# WHAT TO DO:
Repeat the full listing, word for word.

# INPUT MATERIAL:

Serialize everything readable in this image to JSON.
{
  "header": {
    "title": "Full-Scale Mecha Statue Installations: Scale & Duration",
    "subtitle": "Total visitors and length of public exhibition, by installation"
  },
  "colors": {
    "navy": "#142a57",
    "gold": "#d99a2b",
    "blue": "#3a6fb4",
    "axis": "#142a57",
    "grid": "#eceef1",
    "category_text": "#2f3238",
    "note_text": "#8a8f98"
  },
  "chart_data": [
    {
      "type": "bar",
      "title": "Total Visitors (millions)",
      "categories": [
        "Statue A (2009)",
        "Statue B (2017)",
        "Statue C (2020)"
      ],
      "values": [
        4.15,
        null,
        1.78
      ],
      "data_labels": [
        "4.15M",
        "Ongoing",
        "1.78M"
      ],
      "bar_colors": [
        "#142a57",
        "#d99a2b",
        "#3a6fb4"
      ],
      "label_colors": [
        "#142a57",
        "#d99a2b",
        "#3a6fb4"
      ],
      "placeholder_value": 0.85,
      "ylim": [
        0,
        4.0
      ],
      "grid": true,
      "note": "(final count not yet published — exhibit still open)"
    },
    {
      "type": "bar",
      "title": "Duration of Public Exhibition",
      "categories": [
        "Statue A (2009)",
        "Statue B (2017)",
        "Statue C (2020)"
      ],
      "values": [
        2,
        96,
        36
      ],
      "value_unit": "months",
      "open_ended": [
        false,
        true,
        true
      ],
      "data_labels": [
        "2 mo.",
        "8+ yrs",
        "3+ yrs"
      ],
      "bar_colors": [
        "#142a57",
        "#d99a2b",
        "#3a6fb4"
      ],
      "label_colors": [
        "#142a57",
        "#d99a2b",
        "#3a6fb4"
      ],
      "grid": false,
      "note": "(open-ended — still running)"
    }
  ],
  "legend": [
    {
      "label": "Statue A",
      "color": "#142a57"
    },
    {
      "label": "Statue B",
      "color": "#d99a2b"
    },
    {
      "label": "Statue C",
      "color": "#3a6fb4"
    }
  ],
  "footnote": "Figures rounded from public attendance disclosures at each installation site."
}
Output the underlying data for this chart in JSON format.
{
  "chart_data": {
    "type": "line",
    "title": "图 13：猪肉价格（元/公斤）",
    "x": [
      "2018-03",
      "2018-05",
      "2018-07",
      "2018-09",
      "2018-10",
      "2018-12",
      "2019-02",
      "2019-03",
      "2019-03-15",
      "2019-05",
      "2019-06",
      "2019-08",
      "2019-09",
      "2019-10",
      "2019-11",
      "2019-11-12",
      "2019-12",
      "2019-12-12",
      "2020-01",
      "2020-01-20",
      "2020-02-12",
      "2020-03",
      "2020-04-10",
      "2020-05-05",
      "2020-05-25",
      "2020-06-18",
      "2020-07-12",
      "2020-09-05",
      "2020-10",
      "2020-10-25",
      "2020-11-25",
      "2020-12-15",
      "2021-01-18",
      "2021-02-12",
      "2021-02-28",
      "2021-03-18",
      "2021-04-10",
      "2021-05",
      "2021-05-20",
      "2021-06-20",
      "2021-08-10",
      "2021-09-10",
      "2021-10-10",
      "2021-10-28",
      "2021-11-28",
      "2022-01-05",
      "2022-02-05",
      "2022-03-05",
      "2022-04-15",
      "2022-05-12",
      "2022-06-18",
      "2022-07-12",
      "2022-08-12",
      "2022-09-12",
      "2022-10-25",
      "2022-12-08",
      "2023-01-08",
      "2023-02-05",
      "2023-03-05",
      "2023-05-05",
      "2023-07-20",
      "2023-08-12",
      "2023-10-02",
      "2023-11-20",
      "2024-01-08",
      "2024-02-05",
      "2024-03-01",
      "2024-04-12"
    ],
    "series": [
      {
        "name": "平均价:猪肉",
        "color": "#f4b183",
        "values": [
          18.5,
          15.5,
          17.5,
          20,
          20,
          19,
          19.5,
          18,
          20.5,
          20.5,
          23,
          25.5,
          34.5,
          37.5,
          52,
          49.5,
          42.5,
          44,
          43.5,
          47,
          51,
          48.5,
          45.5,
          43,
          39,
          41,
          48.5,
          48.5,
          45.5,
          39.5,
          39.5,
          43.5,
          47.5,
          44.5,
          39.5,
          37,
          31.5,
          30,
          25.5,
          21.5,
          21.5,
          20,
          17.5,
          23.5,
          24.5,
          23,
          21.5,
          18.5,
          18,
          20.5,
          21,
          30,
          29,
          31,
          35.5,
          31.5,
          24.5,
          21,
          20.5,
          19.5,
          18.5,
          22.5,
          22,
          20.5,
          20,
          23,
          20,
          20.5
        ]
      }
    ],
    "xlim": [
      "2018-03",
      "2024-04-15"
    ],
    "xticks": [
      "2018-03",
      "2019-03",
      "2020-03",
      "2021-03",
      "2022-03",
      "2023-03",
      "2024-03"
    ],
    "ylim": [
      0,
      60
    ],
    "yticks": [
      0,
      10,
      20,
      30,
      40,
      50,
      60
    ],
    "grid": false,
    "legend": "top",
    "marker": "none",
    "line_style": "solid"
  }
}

# CORRECT RESULT:
Serialize everything readable in this image to JSON.
{
  "header": {
    "title": "Full-Scale Mecha Statue Installations: Scale & Duration",
    "subtitle": "Total visitors and length of public exhibition, by installation"
  },
  "colors": {
    "navy": "#142a57",
    "gold": "#d99a2b",
    "blue": "#3a6fb4",
    "axis": "#142a57",
    "grid": "#eceef1",
    "category_text": "#2f3238",
    "note_text": "#8a8f98"
  },
  "chart_data": [
    {
      "type": "bar",
      "title": "Total Visitors (millions)",
      "categories": [
        "Statue A (2009)",
        "Statue B (2017)",
        "Statue C (2020)"
      ],
      "values": [
        4.15,
        null,
        1.78
      ],
      "data_labels": [
        "4.15M",
        "Ongoing",
        "1.78M"
      ],
      "bar_colors": [
        "#142a57",
        "#d99a2b",
        "#3a6fb4"
      ],
      "label_colors": [
        "#142a57",
        "#d99a2b",
        "#3a6fb4"
      ],
      "placeholder_value": 0.85,
      "ylim": [
        0,
        4.0
      ],
      "grid": true,
      "note": "(final count not yet published — exhibit still open)"
    },
    {
      "type": "bar",
      "title": "Duration of Public Exhibition",
      "categories": [
        "Statue A (2009)",
        "Statue B (2017)",
        "Statue C (2020)"
      ],
      "values": [
        2,
        96,
        36
      ],
      "value_unit": "months",
      "open_ended": [
        false,
        true,
        true
      ],
      "data_labels": [
        "2 mo.",
        "8+ yrs",
        "3+ yrs"
      ],
      "bar_colors": [
        "#142a57",
        "#d99a2b",
        "#3a6fb4"
      ],
      "label_colors": [
        "#142a57",
        "#d99a2b",
        "#3a6fb4"
      ],
      "grid": false,
      "note": "(open-ended — still running)"
    }
  ],
  "legend": [
    {
      "label": "Statue A",
      "color": "#142a57"
    },
    {
      "label": "Statue B",
      "color": "#d99a2b"
    },
    {
      "label": "Statue C",
      "color": "#3a6fb4"
    }
  ],
  "footnote": "Figures rounded from public attendance disclosures at each installation site."
}
Output the underlying data for this chart in JSON format.
{
  "chart_data": {
    "type": "line",
    "title": "图 13：猪肉价格（元/公斤）",
    "x": [
      "2018-03",
      "2018-05",
      "2018-07",
      "2018-09",
      "2018-10",
      "2018-12",
      "2019-02",
      "2019-03",
      "2019-03-15",
      "2019-05",
      "2019-06",
      "2019-08",
      "2019-09",
      "2019-10",
      "2019-11",
      "2019-11-12",
      "2019-12",
      "2019-12-12",
      "2020-01",
      "2020-01-20",
      "2020-02-12",
      "2020-03",
      "2020-04-10",
      "2020-05-05",
      "2020-05-25",
      "2020-06-18",
      "2020-07-12",
      "2020-09-05",
      "2020-10",
      "2020-10-25",
      "2020-11-25",
      "2020-12-15",
      "2021-01-18",
      "2021-02-12",
      "2021-02-28",
      "2021-03-18",
      "2021-04-10",
      "2021-05",
      "2021-05-20",
      "2021-06-20",
      "2021-08-10",
      "2021-09-10",
      "2021-10-10",
      "2021-10-28",
      "2021-11-28",
      "2022-01-05",
      "2022-02-05",
      "2022-03-05",
      "2022-04-15",
      "2022-05-12",
      "2022-06-18",
      "2022-07-12",
      "2022-08-12",
      "2022-09-12",
      "2022-10-25",
      "2022-12-08",
      "2023-01-08",
      "2023-02-05",
      "2023-03-05",
      "2023-05-05",
      "2023-07-20",
      "2023-08-12",
      "2023-10-02",
      "2023-11-20",
      "2024-01-08",
      "2024-02-05",
      "2024-03-01",
      "2024-04-12"
    ],
    "series": [
      {
        "name": "平均价:猪肉",
        "color": "#f4b183",
        "values": [
          18.5,
          15.5,
          17.5,
          20,
          20,
          19,
          19.5,
          18,
          20.5,
          20.5,
          23,
          25.5,
          34.5,
          37.5,
          52,
          49.5,
          42.5,
          44,
          43.5,
          47,
          51,
          48.5,
          45.5,
          43,
          39,
          41,
          48.5,
          48.5,
          45.5,
          39.5,
          39.5,
          43.5,
          47.5,
          44.5,
          39.5,
          37,
          31.5,
          30,
          25.5,
          21.5,
          21.5,
          20,
          17.5,
          23.5,
          24.5,
          23,
          21.5,
          18.5,
          18,
          20.5,
          21,
          30,
          29,
          31,
          35.5,
          31.5,
          24.5,
          21,
          20.5,
          19.5,
          18.5,
          22.5,
          22,
          20.5,
          20,
          23,
          20,
          20.5
        ]
      }
    ],
    "xlim": [
      "2018-03",
      "2024-04-15"
    ],
    "xticks": [
      "2018-03",
      "2019-03",
      "2020-03",
      "2021-03",
      "2022-03",
      "2023-03",
      "2024-03"
    ],
    "ylim": [
      0,
      60
    ],
    "yticks": [
      0,
      10,
      20,
      30,
      40,
      50,
      60
    ],
    "grid": false,
    "legend": "top",
    "marker": "none",
    "line_style": "solid"
  }
}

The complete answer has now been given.